▸ **GIVEN TEXT**
-- -- --
Saturday, February 19, 2005

What I Learned from Kim Phuc

She is petite and radiant on stage. Her name is Kim Phuc. I am with a friend at Clowes Hall on the Butler University campus hearing this 40-ish Vietnamese woman speak about her personal journey since the Vietnam War.

Of course, I have seen Kim Phuc. We have all seen Kim Phuc in the incredible picture taken by phtographer Huyng Cong Nick Ut that later won him a Pulitzer Prize. It was taken on June 8, 1972 of a little girl running and screaming from third degree burns inflicted from a napalm attack on her village. (If you do a Google search for Kim Phuc you can pictures--that will have to work until I figure out how to post pictures on this site.) That picture has always haunted me and seems to me to be one of the defining images of the Sixties.

I thought that Kim Phuc must be dead.

But tonight (February 15, 2005) she is very much alive. What happened?

Photographer Ut took her to a specialized hospital for burn victims in Saigon. From that point until adulthood, Kim Phuc had to undergo many operations. She still has scars from these operations. She still experiences much pain and during hot weather suffers because she cannot even sweat.
-- -- --
Document layout detection data:
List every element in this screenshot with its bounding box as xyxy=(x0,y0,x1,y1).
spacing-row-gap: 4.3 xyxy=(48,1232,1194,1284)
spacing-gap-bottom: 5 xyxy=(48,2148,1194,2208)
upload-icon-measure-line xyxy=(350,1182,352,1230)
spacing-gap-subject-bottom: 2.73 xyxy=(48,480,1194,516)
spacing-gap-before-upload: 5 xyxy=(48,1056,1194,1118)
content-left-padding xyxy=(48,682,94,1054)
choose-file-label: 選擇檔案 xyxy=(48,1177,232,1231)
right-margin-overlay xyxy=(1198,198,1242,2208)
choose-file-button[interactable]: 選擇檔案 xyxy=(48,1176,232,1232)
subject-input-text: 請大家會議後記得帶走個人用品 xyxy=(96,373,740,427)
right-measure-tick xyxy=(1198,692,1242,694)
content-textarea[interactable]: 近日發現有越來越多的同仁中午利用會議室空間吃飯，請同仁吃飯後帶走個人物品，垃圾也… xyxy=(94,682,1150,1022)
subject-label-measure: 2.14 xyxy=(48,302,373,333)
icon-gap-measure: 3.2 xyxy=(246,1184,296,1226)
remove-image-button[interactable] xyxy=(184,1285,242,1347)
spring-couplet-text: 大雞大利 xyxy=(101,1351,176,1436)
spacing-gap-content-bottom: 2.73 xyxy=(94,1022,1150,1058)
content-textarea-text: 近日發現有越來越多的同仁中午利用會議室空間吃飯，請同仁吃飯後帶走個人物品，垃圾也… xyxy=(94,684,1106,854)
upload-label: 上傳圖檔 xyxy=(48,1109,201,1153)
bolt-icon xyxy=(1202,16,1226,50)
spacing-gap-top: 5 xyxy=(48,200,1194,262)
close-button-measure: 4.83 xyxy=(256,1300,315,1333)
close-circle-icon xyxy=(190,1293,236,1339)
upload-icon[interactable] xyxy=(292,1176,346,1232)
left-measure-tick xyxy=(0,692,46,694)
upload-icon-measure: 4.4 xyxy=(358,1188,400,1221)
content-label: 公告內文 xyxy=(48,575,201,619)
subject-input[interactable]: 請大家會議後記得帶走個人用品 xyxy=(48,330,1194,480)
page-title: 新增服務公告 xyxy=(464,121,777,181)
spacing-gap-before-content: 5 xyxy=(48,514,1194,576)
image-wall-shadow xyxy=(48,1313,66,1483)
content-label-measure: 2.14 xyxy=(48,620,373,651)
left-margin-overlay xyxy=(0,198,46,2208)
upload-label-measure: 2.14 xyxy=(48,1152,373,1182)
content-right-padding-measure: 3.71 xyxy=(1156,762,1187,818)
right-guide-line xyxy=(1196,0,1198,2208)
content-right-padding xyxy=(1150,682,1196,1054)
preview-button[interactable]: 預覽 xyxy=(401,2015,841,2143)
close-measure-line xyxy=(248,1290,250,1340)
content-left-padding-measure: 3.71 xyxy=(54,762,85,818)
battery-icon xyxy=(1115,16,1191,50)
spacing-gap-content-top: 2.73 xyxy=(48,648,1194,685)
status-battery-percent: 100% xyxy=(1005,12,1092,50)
-- -- --
▸ **EXERCISE TASKS**
a: List every complete date (month, day and year) that appears in the post about Kim Phuc.
b: Reproduce word for word the passage of the post about Kim Phuc from "What I Learned" to "alive. What happened?".

▸ **EXPECTED OUTPUTS**
a:
- February 19, 2005
- June 8, 1972
- February 15, 2005

b:
What I Learned from Kim Phuc

She is petite and radiant on stage. Her name is Kim Phuc. I am with a friend at Clowes Hall on the Butler University campus hearing this 40-ish Vietnamese woman speak about her personal journey since the Vietnam War.

Of course, I have seen Kim Phuc. We have all seen Kim Phuc in the incredible picture taken by phtographer Huyng Cong Nick Ut that later won him a Pulitzer Prize. It was taken on June 8, 1972 of a little girl running and screaming from third degree burns inflicted from a napalm attack on her village. (If you do a Google search for Kim Phuc you can pictures--that will have to work until I figure out how to post pictures on this site.) That picture has always haunted me and seems to me to be one of the defining images of the Sixties.

I thought that Kim Phuc must be dead.

But tonight (February 15, 2005) she is very much alive. What happened?